**WORK TO DO**
Return the listing below verbatim. Pictures do not belong in the copy.

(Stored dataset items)
━━━━━━━━━━━━━━━━━━━━

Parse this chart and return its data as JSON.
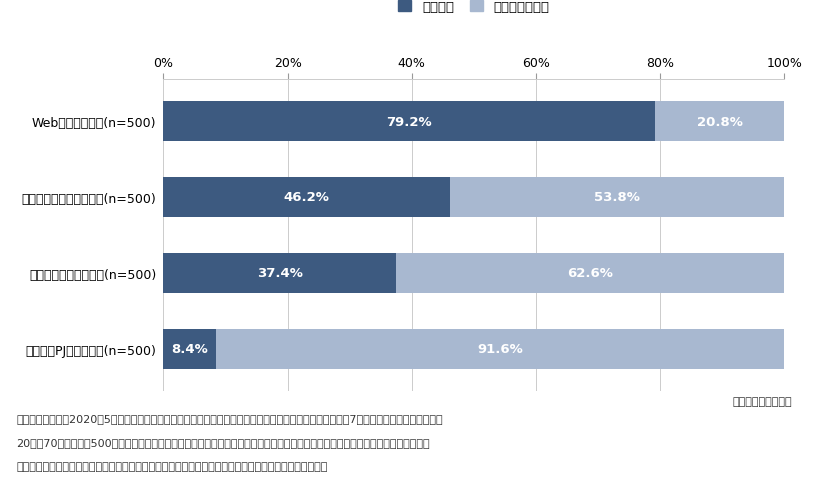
{
  "categories": [
    "Web会議システム(n=500)",
    "ビジネスチャットツール(n=500)",
    "オンラインストレージ(n=500)",
    "タスク・PJ管理ツール(n=500)"
  ],
  "used": [
    79.2,
    46.2,
    37.4,
    8.4
  ],
  "not_used": [
    20.8,
    53.8,
    62.6,
    91.6
  ],
  "color_used": "#3d5a80",
  "color_not_used": "#a8b8d0",
  "legend_used": "利用した",
  "legend_not_used": "利用しなかった",
  "source_text": "矢野経済研究所調べ",
  "note_line1": "注１．調査時期：2020年5月、調査対象：東京都、神奈川県、埼玉県、千葉県、大阪府、兵庫県、福岡県の7都府県のオフィスに勤務する",
  "note_line2": "20歳～70歳代の男女500人（自社がテレワーク実施中あるいは自身がテレワーク勤務中の経営者、または自身がテレワーク勤務中の",
  "note_line3": "マネジメント層および一般社員）を対象とした。　調査方法：インターネットアンケート調査、単数回答",
  "background_color": "#ffffff",
  "bar_height": 0.52,
  "label_fontsize": 9.5,
  "tick_fontsize": 9,
  "legend_fontsize": 9.5,
  "note_fontsize": 8,
  "source_fontsize": 8
}
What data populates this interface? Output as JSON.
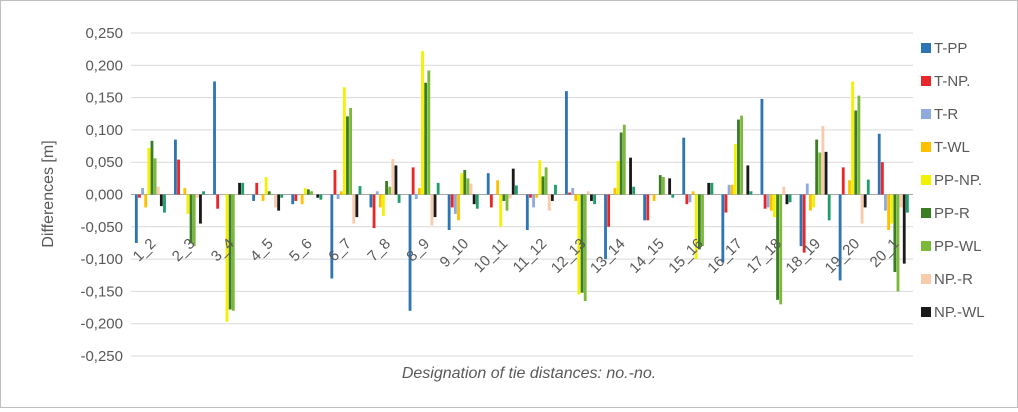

━━━━━━━━━━━━━━━━━━━━

**EXPECTED OUTPUT**
Parse this chart and return its data as JSON.
{
  "categories": [
    "Web会議システム(n=500)",
    "ビジネスチャットツール(n=500)",
    "オンラインストレージ(n=500)",
    "タスク・PJ管理ツール(n=500)"
  ],
  "used": [
    79.2,
    46.2,
    37.4,
    8.4
  ],
  "not_used": [
    20.8,
    53.8,
    62.6,
    91.6
  ],
  "color_used": "#3d5a80",
  "color_not_used": "#a8b8d0",
  "legend_used": "利用した",
  "legend_not_used": "利用しなかった",
  "source_text": "矢野経済研究所調べ",
  "note_line1": "注１．調査時期：2020年5月、調査対象：東京都、神奈川県、埼玉県、千葉県、大阪府、兵庫県、福岡県の7都府県のオフィスに勤務する",
  "note_line2": "20歳～70歳代の男女500人（自社がテレワーク実施中あるいは自身がテレワーク勤務中の経営者、または自身がテレワーク勤務中の",
  "note_line3": "マネジメント層および一般社員）を対象とした。　調査方法：インターネットアンケート調査、単数回答",
  "background_color": "#ffffff",
  "bar_height": 0.52,
  "label_fontsize": 9.5,
  "tick_fontsize": 9,
  "legend_fontsize": 9.5,
  "note_fontsize": 8,
  "source_fontsize": 8
}
What data populates this interface? Output as JSON.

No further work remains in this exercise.